-- BEGIN Exercise data --

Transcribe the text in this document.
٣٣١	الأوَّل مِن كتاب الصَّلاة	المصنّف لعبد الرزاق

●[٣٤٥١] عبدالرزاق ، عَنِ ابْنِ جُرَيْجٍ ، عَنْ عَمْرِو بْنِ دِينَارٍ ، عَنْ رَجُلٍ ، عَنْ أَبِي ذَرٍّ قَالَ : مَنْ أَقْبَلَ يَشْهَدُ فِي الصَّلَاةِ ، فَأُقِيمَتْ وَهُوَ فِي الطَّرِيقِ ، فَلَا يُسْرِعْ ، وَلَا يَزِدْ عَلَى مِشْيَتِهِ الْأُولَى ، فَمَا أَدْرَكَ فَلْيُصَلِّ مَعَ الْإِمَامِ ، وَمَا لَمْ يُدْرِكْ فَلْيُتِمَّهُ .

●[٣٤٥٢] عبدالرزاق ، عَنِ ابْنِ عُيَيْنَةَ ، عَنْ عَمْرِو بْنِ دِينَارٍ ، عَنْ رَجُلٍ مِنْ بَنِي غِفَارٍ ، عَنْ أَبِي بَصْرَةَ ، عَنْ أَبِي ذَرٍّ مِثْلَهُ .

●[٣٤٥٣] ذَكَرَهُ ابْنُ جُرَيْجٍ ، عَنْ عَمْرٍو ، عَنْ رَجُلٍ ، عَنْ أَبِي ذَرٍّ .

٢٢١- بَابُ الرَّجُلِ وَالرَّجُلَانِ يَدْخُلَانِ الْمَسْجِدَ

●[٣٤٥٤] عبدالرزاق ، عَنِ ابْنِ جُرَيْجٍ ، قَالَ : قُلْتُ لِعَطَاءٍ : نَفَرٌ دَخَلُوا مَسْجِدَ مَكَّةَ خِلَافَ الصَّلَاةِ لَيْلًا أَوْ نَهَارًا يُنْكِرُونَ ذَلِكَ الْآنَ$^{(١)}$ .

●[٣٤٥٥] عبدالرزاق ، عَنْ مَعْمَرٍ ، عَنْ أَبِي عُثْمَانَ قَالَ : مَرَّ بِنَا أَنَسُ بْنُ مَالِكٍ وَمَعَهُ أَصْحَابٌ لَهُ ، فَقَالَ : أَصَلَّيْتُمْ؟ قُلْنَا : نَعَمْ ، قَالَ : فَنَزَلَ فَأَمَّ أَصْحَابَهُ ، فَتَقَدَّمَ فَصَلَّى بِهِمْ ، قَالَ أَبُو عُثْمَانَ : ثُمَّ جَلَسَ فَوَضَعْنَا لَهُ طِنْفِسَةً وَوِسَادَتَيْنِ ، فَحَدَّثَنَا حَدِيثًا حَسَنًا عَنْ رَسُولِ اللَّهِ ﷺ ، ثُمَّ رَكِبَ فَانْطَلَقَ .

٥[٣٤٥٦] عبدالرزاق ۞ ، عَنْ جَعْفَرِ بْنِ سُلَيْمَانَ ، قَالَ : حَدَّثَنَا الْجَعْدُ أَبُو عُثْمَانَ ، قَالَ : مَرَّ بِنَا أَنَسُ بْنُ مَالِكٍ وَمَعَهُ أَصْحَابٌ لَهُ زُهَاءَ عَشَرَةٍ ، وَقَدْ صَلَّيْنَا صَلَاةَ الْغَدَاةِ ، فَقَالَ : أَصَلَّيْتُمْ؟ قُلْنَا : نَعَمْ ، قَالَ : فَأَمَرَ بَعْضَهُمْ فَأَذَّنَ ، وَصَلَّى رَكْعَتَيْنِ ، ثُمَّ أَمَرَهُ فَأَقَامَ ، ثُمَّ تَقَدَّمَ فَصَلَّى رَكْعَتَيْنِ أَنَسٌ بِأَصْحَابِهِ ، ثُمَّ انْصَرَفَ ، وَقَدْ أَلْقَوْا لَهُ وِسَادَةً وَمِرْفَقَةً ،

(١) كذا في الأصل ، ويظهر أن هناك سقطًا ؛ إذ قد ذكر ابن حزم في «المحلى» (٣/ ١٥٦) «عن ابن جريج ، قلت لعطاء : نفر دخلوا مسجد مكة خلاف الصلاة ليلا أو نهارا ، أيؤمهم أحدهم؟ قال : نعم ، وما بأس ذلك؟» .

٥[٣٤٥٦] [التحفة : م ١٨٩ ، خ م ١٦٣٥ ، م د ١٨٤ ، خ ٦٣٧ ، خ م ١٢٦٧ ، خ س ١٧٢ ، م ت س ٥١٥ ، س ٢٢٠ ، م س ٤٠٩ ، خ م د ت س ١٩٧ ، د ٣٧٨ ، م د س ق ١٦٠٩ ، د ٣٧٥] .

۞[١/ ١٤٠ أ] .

-- END Exercise data --

» What you have to do:
Retype each record exactly, leaving nothing out.

» Answer for this exercise:
Transcribe the text in this document.
٣٣١	الأوَّل مِن كتاب الصَّلاة	المصنّف لعبد الرزاق

●[٣٤٥١] عبدالرزاق ، عَنِ ابْنِ جُرَيْجٍ ، عَنْ عَمْرِو بْنِ دِينَارٍ ، عَنْ رَجُلٍ ، عَنْ أَبِي ذَرٍّ قَالَ : مَنْ أَقْبَلَ يَشْهَدُ فِي الصَّلَاةِ ، فَأُقِيمَتْ وَهُوَ فِي الطَّرِيقِ ، فَلَا يُسْرِعْ ، وَلَا يَزِدْ عَلَى مِشْيَتِهِ الْأُولَى ، فَمَا أَدْرَكَ فَلْيُصَلِّ مَعَ الْإِمَامِ ، وَمَا لَمْ يُدْرِكْ فَلْيُتِمَّهُ .

●[٣٤٥٢] عبدالرزاق ، عَنِ ابْنِ عُيَيْنَةَ ، عَنْ عَمْرِو بْنِ دِينَارٍ ، عَنْ رَجُلٍ مِنْ بَنِي غِفَارٍ ، عَنْ أَبِي بَصْرَةَ ، عَنْ أَبِي ذَرٍّ مِثْلَهُ .

●[٣٤٥٣] ذَكَرَهُ ابْنُ جُرَيْجٍ ، عَنْ عَمْرٍو ، عَنْ رَجُلٍ ، عَنْ أَبِي ذَرٍّ .

٢٢١- بَابُ الرَّجُلِ وَالرَّجُلَانِ يَدْخُلَانِ الْمَسْجِدَ

●[٣٤٥٤] عبدالرزاق ، عَنِ ابْنِ جُرَيْجٍ ، قَالَ : قُلْتُ لِعَطَاءٍ : نَفَرٌ دَخَلُوا مَسْجِدَ مَكَّةَ خِلَافَ الصَّلَاةِ لَيْلًا أَوْ نَهَارًا يُنْكِرُونَ ذَلِكَ الْآنَ$^{(١)}$ .

●[٣٤٥٥] عبدالرزاق ، عَنْ مَعْمَرٍ ، عَنْ أَبِي عُثْمَانَ قَالَ : مَرَّ بِنَا أَنَسُ بْنُ مَالِكٍ وَمَعَهُ أَصْحَابٌ لَهُ ، فَقَالَ : أَصَلَّيْتُمْ؟ قُلْنَا : نَعَمْ ، قَالَ : فَنَزَلَ فَأَمَّ أَصْحَابَهُ ، فَتَقَدَّمَ فَصَلَّى بِهِمْ ، قَالَ أَبُو عُثْمَانَ : ثُمَّ جَلَسَ فَوَضَعْنَا لَهُ طِنْفِسَةً وَوِسَادَتَيْنِ ، فَحَدَّثَنَا حَدِيثًا حَسَنًا عَنْ رَسُولِ اللَّهِ ﷺ ، ثُمَّ رَكِبَ فَانْطَلَقَ .

٥[٣٤٥٦] عبدالرزاق ۞ ، عَنْ جَعْفَرِ بْنِ سُلَيْمَانَ ، قَالَ : حَدَّثَنَا الْجَعْدُ أَبُو عُثْمَانَ ، قَالَ : مَرَّ بِنَا أَنَسُ بْنُ مَالِكٍ وَمَعَهُ أَصْحَابٌ لَهُ زُهَاءَ عَشَرَةٍ ، وَقَدْ صَلَّيْنَا صَلَاةَ الْغَدَاةِ ، فَقَالَ : أَصَلَّيْتُمْ؟ قُلْنَا : نَعَمْ ، قَالَ : فَأَمَرَ بَعْضَهُمْ فَأَذَّنَ ، وَصَلَّى رَكْعَتَيْنِ ، ثُمَّ أَمَرَهُ فَأَقَامَ ، ثُمَّ تَقَدَّمَ فَصَلَّى رَكْعَتَيْنِ أَنَسٌ بِأَصْحَابِهِ ، ثُمَّ انْصَرَفَ ، وَقَدْ أَلْقَوْا لَهُ وِسَادَةً وَمِرْفَقَةً ،

(١) كذا في الأصل ، ويظهر أن هناك سقطًا ؛ إذ قد ذكر ابن حزم في «المحلى» (٣/ ١٥٦) «عن ابن جريج ، قلت لعطاء : نفر دخلوا مسجد مكة خلاف الصلاة ليلا أو نهارا ، أيؤمهم أحدهم؟ قال : نعم ، وما بأس ذلك؟» .

٥[٣٤٥٦] [التحفة : م ١٨٩ ، خ م ١٦٣٥ ، م د ١٨٤ ، خ ٦٣٧ ، خ م ١٢٦٧ ، خ س ١٧٢ ، م ت س ٥١٥ ، س ٢٢٠ ، م س ٤٠٩ ، خ م د ت س ١٩٧ ، د ٣٧٨ ، م د س ق ١٦٠٩ ، د ٣٧٥] .

۞[١/ ١٤٠ أ] .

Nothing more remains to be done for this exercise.